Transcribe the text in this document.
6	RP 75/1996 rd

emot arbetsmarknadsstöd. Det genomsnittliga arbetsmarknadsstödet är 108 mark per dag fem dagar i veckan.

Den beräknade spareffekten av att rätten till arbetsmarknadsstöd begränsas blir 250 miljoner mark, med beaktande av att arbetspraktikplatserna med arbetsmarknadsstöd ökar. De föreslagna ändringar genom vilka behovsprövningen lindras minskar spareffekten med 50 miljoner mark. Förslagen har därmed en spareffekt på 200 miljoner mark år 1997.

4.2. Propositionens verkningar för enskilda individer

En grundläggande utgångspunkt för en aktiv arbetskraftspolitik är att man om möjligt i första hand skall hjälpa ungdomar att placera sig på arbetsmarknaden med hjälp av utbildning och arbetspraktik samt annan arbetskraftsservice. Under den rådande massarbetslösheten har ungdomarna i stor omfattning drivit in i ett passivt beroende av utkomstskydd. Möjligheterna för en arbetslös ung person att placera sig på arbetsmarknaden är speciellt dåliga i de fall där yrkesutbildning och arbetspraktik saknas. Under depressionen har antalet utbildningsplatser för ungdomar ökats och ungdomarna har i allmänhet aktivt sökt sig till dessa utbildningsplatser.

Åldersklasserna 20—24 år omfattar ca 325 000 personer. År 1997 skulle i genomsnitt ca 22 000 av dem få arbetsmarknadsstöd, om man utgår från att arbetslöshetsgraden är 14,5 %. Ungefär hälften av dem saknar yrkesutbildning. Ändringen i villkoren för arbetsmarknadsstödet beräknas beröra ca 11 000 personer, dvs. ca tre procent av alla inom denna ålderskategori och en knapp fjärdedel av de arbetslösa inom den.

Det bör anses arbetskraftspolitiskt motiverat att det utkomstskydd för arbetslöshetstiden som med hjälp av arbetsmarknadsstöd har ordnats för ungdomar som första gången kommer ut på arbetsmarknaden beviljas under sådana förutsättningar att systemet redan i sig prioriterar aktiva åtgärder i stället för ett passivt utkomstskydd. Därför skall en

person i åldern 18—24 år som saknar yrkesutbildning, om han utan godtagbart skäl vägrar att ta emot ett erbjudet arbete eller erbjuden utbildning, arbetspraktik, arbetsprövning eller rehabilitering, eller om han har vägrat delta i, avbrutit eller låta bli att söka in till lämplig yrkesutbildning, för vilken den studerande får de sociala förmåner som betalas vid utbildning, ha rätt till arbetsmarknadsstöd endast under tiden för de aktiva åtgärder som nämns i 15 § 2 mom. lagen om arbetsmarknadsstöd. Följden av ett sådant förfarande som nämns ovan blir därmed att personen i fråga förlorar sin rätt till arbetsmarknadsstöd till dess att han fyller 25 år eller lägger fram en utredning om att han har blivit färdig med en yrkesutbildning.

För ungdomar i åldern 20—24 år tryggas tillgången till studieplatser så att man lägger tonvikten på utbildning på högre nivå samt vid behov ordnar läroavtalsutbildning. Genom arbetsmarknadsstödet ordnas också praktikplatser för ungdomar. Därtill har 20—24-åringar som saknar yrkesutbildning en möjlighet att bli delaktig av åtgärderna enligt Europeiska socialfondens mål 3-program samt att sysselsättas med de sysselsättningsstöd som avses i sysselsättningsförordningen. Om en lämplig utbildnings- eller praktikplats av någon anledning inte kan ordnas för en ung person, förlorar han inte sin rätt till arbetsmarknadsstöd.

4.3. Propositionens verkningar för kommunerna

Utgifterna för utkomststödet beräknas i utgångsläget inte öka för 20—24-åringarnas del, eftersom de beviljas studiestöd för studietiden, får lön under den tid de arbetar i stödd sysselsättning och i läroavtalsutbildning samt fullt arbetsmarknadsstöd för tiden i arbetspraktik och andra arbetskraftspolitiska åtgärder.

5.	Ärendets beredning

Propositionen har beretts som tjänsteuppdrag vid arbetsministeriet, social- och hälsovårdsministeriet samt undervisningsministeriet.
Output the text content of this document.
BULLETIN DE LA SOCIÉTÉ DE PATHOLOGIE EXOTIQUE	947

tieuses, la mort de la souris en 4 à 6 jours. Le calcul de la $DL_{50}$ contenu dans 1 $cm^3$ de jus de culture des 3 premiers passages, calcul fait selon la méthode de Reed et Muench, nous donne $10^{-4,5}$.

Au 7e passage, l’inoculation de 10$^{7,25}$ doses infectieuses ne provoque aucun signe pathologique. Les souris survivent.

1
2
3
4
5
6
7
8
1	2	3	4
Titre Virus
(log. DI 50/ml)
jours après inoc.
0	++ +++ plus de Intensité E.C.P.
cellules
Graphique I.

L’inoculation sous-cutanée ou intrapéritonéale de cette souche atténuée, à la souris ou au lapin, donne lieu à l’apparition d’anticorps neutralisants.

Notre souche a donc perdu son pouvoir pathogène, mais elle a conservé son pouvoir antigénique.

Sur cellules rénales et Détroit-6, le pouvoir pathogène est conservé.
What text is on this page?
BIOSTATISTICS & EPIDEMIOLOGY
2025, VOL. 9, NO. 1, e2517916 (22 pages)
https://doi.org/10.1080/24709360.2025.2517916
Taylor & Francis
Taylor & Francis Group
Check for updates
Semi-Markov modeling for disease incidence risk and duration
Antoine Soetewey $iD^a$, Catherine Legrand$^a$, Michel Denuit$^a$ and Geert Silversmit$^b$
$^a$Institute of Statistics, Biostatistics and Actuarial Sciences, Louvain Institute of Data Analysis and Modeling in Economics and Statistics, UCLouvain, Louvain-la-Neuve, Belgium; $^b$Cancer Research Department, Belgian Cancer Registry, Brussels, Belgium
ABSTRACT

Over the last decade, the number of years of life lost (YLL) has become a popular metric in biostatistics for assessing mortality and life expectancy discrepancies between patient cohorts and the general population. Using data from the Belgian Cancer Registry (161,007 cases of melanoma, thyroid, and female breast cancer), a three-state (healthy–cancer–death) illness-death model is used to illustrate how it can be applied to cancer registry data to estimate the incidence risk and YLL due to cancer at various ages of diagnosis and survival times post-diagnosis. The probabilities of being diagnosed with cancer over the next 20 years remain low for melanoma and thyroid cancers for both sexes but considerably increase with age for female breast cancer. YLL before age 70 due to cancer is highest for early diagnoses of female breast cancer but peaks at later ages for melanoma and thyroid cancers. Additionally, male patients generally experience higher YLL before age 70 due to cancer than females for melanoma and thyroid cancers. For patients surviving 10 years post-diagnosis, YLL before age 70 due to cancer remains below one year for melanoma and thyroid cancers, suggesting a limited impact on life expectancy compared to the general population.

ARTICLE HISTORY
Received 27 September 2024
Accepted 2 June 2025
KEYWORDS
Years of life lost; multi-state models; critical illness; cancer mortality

⁂

Retype the entries above. Match them exactly.

=== ANSWER TO THE EXERCISE ===
Transcribe the text in this document.
6	RP 75/1996 rd

emot arbetsmarknadsstöd. Det genomsnittliga arbetsmarknadsstödet är 108 mark per dag fem dagar i veckan.

Den beräknade spareffekten av att rätten till arbetsmarknadsstöd begränsas blir 250 miljoner mark, med beaktande av att arbetspraktikplatserna med arbetsmarknadsstöd ökar. De föreslagna ändringar genom vilka behovsprövningen lindras minskar spareffekten med 50 miljoner mark. Förslagen har därmed en spareffekt på 200 miljoner mark år 1997.

4.2. Propositionens verkningar för enskilda individer

En grundläggande utgångspunkt för en aktiv arbetskraftspolitik är att man om möjligt i första hand skall hjälpa ungdomar att placera sig på arbetsmarknaden med hjälp av utbildning och arbetspraktik samt annan arbetskraftsservice. Under den rådande massarbetslösheten har ungdomarna i stor omfattning drivit in i ett passivt beroende av utkomstskydd. Möjligheterna för en arbetslös ung person att placera sig på arbetsmarknaden är speciellt dåliga i de fall där yrkesutbildning och arbetspraktik saknas. Under depressionen har antalet utbildningsplatser för ungdomar ökats och ungdomarna har i allmänhet aktivt sökt sig till dessa utbildningsplatser.

Åldersklasserna 20—24 år omfattar ca 325 000 personer. År 1997 skulle i genomsnitt ca 22 000 av dem få arbetsmarknadsstöd, om man utgår från att arbetslöshetsgraden är 14,5 %. Ungefär hälften av dem saknar yrkesutbildning. Ändringen i villkoren för arbetsmarknadsstödet beräknas beröra ca 11 000 personer, dvs. ca tre procent av alla inom denna ålderskategori och en knapp fjärdedel av de arbetslösa inom den.

Det bör anses arbetskraftspolitiskt motiverat att det utkomstskydd för arbetslöshetstiden som med hjälp av arbetsmarknadsstöd har ordnats för ungdomar som första gången kommer ut på arbetsmarknaden beviljas under sådana förutsättningar att systemet redan i sig prioriterar aktiva åtgärder i stället för ett passivt utkomstskydd. Därför skall en

person i åldern 18—24 år som saknar yrkesutbildning, om han utan godtagbart skäl vägrar att ta emot ett erbjudet arbete eller erbjuden utbildning, arbetspraktik, arbetsprövning eller rehabilitering, eller om han har vägrat delta i, avbrutit eller låta bli att söka in till lämplig yrkesutbildning, för vilken den studerande får de sociala förmåner som betalas vid utbildning, ha rätt till arbetsmarknadsstöd endast under tiden för de aktiva åtgärder som nämns i 15 § 2 mom. lagen om arbetsmarknadsstöd. Följden av ett sådant förfarande som nämns ovan blir därmed att personen i fråga förlorar sin rätt till arbetsmarknadsstöd till dess att han fyller 25 år eller lägger fram en utredning om att han har blivit färdig med en yrkesutbildning.

För ungdomar i åldern 20—24 år tryggas tillgången till studieplatser så att man lägger tonvikten på utbildning på högre nivå samt vid behov ordnar läroavtalsutbildning. Genom arbetsmarknadsstödet ordnas också praktikplatser för ungdomar. Därtill har 20—24-åringar som saknar yrkesutbildning en möjlighet att bli delaktig av åtgärderna enligt Europeiska socialfondens mål 3-program samt att sysselsättas med de sysselsättningsstöd som avses i sysselsättningsförordningen. Om en lämplig utbildnings- eller praktikplats av någon anledning inte kan ordnas för en ung person, förlorar han inte sin rätt till arbetsmarknadsstöd.

4.3. Propositionens verkningar för kommunerna

Utgifterna för utkomststödet beräknas i utgångsläget inte öka för 20—24-åringarnas del, eftersom de beviljas studiestöd för studietiden, får lön under den tid de arbetar i stödd sysselsättning och i läroavtalsutbildning samt fullt arbetsmarknadsstöd för tiden i arbetspraktik och andra arbetskraftspolitiska åtgärder.

5.	Ärendets beredning

Propositionen har beretts som tjänsteuppdrag vid arbetsministeriet, social- och hälsovårdsministeriet samt undervisningsministeriet.
Output the text content of this document.
BULLETIN DE LA SOCIÉTÉ DE PATHOLOGIE EXOTIQUE	947

tieuses, la mort de la souris en 4 à 6 jours. Le calcul de la $DL_{50}$ contenu dans 1 $cm^3$ de jus de culture des 3 premiers passages, calcul fait selon la méthode de Reed et Muench, nous donne $10^{-4,5}$.

Au 7e passage, l’inoculation de 10$^{7,25}$ doses infectieuses ne provoque aucun signe pathologique. Les souris survivent.

1
2
3
4
5
6
7
8
1	2	3	4
Titre Virus
(log. DI 50/ml)
jours après inoc.
0	++ +++ plus de Intensité E.C.P.
cellules
Graphique I.

L’inoculation sous-cutanée ou intrapéritonéale de cette souche atténuée, à la souris ou au lapin, donne lieu à l’apparition d’anticorps neutralisants.

Notre souche a donc perdu son pouvoir pathogène, mais elle a conservé son pouvoir antigénique.

Sur cellules rénales et Détroit-6, le pouvoir pathogène est conservé.
What text is on this page?
BIOSTATISTICS & EPIDEMIOLOGY
2025, VOL. 9, NO. 1, e2517916 (22 pages)
https://doi.org/10.1080/24709360.2025.2517916
Taylor & Francis
Taylor & Francis Group
Check for updates
Semi-Markov modeling for disease incidence risk and duration
Antoine Soetewey $iD^a$, Catherine Legrand$^a$, Michel Denuit$^a$ and Geert Silversmit$^b$
$^a$Institute of Statistics, Biostatistics and Actuarial Sciences, Louvain Institute of Data Analysis and Modeling in Economics and Statistics, UCLouvain, Louvain-la-Neuve, Belgium; $^b$Cancer Research Department, Belgian Cancer Registry, Brussels, Belgium
ABSTRACT

Over the last decade, the number of years of life lost (YLL) has become a popular metric in biostatistics for assessing mortality and life expectancy discrepancies between patient cohorts and the general population. Using data from the Belgian Cancer Registry (161,007 cases of melanoma, thyroid, and female breast cancer), a three-state (healthy–cancer–death) illness-death model is used to illustrate how it can be applied to cancer registry data to estimate the incidence risk and YLL due to cancer at various ages of diagnosis and survival times post-diagnosis. The probabilities of being diagnosed with cancer over the next 20 years remain low for melanoma and thyroid cancers for both sexes but considerably increase with age for female breast cancer. YLL before age 70 due to cancer is highest for early diagnoses of female breast cancer but peaks at later ages for melanoma and thyroid cancers. Additionally, male patients generally experience higher YLL before age 70 due to cancer than females for melanoma and thyroid cancers. For patients surviving 10 years post-diagnosis, YLL before age 70 due to cancer remains below one year for melanoma and thyroid cancers, suggesting a limited impact on life expectancy compared to the general population.

ARTICLE HISTORY
Received 27 September 2024
Accepted 2 June 2025
KEYWORDS
Years of life lost; multi-state models; critical illness; cancer mortality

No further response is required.